What is needed:
Write out the data below in full. Keep it exact.

* Start *

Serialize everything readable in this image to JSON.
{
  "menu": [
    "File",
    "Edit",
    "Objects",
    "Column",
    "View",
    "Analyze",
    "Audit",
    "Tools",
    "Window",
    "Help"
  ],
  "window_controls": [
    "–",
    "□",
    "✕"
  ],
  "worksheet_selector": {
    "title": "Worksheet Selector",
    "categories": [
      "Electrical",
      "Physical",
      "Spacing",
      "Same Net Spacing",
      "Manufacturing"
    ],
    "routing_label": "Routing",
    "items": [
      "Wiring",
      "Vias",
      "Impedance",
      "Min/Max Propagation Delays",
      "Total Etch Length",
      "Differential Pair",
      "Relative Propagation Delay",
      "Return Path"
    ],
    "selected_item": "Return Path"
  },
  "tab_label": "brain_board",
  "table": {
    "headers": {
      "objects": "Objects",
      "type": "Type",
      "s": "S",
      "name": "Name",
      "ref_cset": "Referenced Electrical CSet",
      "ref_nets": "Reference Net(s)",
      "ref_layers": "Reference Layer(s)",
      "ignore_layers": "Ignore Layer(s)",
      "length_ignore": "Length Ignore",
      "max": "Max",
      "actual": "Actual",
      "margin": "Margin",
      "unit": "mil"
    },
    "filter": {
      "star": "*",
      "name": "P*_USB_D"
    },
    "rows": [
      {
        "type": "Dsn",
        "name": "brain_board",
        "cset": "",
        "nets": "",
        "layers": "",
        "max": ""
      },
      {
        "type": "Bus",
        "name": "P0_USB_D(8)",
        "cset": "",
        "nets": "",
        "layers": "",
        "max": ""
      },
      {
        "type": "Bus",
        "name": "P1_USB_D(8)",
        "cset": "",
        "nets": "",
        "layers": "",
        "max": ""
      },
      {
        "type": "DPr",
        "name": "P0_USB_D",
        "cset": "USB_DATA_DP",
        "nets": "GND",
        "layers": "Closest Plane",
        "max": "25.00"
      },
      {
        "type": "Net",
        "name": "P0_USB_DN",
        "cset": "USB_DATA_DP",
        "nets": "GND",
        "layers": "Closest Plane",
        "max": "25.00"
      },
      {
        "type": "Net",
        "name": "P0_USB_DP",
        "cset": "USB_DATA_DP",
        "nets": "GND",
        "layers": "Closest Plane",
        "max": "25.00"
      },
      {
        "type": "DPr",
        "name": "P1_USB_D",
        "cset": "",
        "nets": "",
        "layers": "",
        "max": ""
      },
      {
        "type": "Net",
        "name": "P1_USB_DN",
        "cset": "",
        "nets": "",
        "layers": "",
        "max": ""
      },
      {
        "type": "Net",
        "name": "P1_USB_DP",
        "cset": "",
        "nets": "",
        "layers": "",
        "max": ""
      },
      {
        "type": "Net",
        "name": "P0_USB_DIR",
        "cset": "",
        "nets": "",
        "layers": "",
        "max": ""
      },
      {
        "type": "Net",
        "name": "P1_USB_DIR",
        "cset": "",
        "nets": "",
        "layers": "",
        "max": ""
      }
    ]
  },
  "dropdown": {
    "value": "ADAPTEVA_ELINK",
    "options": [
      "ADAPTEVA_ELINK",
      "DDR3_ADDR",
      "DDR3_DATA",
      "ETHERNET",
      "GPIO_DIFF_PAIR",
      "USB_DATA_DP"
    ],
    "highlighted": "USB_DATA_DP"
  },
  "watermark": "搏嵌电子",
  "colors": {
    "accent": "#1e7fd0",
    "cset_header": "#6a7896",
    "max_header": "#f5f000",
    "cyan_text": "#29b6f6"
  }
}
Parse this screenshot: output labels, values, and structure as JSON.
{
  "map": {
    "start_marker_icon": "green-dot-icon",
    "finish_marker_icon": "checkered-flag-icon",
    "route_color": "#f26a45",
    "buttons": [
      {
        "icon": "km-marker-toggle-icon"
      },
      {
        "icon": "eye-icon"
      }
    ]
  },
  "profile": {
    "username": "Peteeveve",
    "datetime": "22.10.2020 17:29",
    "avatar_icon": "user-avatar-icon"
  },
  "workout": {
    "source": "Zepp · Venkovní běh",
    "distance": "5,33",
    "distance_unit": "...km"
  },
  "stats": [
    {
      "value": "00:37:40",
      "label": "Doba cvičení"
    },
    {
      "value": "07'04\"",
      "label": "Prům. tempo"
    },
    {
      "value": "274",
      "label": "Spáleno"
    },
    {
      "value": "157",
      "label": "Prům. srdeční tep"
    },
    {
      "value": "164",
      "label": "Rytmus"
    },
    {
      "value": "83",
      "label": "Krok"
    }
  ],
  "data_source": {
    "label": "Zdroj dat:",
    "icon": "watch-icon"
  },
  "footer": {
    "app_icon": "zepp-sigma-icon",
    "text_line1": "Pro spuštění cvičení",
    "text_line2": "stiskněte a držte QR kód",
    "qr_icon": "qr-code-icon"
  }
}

* End *

Output:
Serialize everything readable in this image to JSON.
{
  "menu": [
    "File",
    "Edit",
    "Objects",
    "Column",
    "View",
    "Analyze",
    "Audit",
    "Tools",
    "Window",
    "Help"
  ],
  "window_controls": [
    "–",
    "□",
    "✕"
  ],
  "worksheet_selector": {
    "title": "Worksheet Selector",
    "categories": [
      "Electrical",
      "Physical",
      "Spacing",
      "Same Net Spacing",
      "Manufacturing"
    ],
    "routing_label": "Routing",
    "items": [
      "Wiring",
      "Vias",
      "Impedance",
      "Min/Max Propagation Delays",
      "Total Etch Length",
      "Differential Pair",
      "Relative Propagation Delay",
      "Return Path"
    ],
    "selected_item": "Return Path"
  },
  "tab_label": "brain_board",
  "table": {
    "headers": {
      "objects": "Objects",
      "type": "Type",
      "s": "S",
      "name": "Name",
      "ref_cset": "Referenced Electrical CSet",
      "ref_nets": "Reference Net(s)",
      "ref_layers": "Reference Layer(s)",
      "ignore_layers": "Ignore Layer(s)",
      "length_ignore": "Length Ignore",
      "max": "Max",
      "actual": "Actual",
      "margin": "Margin",
      "unit": "mil"
    },
    "filter": {
      "star": "*",
      "name": "P*_USB_D"
    },
    "rows": [
      {
        "type": "Dsn",
        "name": "brain_board",
        "cset": "",
        "nets": "",
        "layers": "",
        "max": ""
      },
      {
        "type": "Bus",
        "name": "P0_USB_D(8)",
        "cset": "",
        "nets": "",
        "layers": "",
        "max": ""
      },
      {
        "type": "Bus",
        "name": "P1_USB_D(8)",
        "cset": "",
        "nets": "",
        "layers": "",
        "max": ""
      },
      {
        "type": "DPr",
        "name": "P0_USB_D",
        "cset": "USB_DATA_DP",
        "nets": "GND",
        "layers": "Closest Plane",
        "max": "25.00"
      },
      {
        "type": "Net",
        "name": "P0_USB_DN",
        "cset": "USB_DATA_DP",
        "nets": "GND",
        "layers": "Closest Plane",
        "max": "25.00"
      },
      {
        "type": "Net",
        "name": "P0_USB_DP",
        "cset": "USB_DATA_DP",
        "nets": "GND",
        "layers": "Closest Plane",
        "max": "25.00"
      },
      {
        "type": "DPr",
        "name": "P1_USB_D",
        "cset": "",
        "nets": "",
        "layers": "",
        "max": ""
      },
      {
        "type": "Net",
        "name": "P1_USB_DN",
        "cset": "",
        "nets": "",
        "layers": "",
        "max": ""
      },
      {
        "type": "Net",
        "name": "P1_USB_DP",
        "cset": "",
        "nets": "",
        "layers": "",
        "max": ""
      },
      {
        "type": "Net",
        "name": "P0_USB_DIR",
        "cset": "",
        "nets": "",
        "layers": "",
        "max": ""
      },
      {
        "type": "Net",
        "name": "P1_USB_DIR",
        "cset": "",
        "nets": "",
        "layers": "",
        "max": ""
      }
    ]
  },
  "dropdown": {
    "value": "ADAPTEVA_ELINK",
    "options": [
      "ADAPTEVA_ELINK",
      "DDR3_ADDR",
      "DDR3_DATA",
      "ETHERNET",
      "GPIO_DIFF_PAIR",
      "USB_DATA_DP"
    ],
    "highlighted": "USB_DATA_DP"
  },
  "watermark": "搏嵌电子",
  "colors": {
    "accent": "#1e7fd0",
    "cset_header": "#6a7896",
    "max_header": "#f5f000",
    "cyan_text": "#29b6f6"
  }
}
Parse this screenshot: output labels, values, and structure as JSON.
{
  "map": {
    "start_marker_icon": "green-dot-icon",
    "finish_marker_icon": "checkered-flag-icon",
    "route_color": "#f26a45",
    "buttons": [
      {
        "icon": "km-marker-toggle-icon"
      },
      {
        "icon": "eye-icon"
      }
    ]
  },
  "profile": {
    "username": "Peteeveve",
    "datetime": "22.10.2020 17:29",
    "avatar_icon": "user-avatar-icon"
  },
  "workout": {
    "source": "Zepp · Venkovní běh",
    "distance": "5,33",
    "distance_unit": "...km"
  },
  "stats": [
    {
      "value": "00:37:40",
      "label": "Doba cvičení"
    },
    {
      "value": "07'04\"",
      "label": "Prům. tempo"
    },
    {
      "value": "274",
      "label": "Spáleno"
    },
    {
      "value": "157",
      "label": "Prům. srdeční tep"
    },
    {
      "value": "164",
      "label": "Rytmus"
    },
    {
      "value": "83",
      "label": "Krok"
    }
  ],
  "data_source": {
    "label": "Zdroj dat:",
    "icon": "watch-icon"
  },
  "footer": {
    "app_icon": "zepp-sigma-icon",
    "text_line1": "Pro spuštění cvičení",
    "text_line2": "stiskněte a držte QR kód",
    "qr_icon": "qr-code-icon"
  }
}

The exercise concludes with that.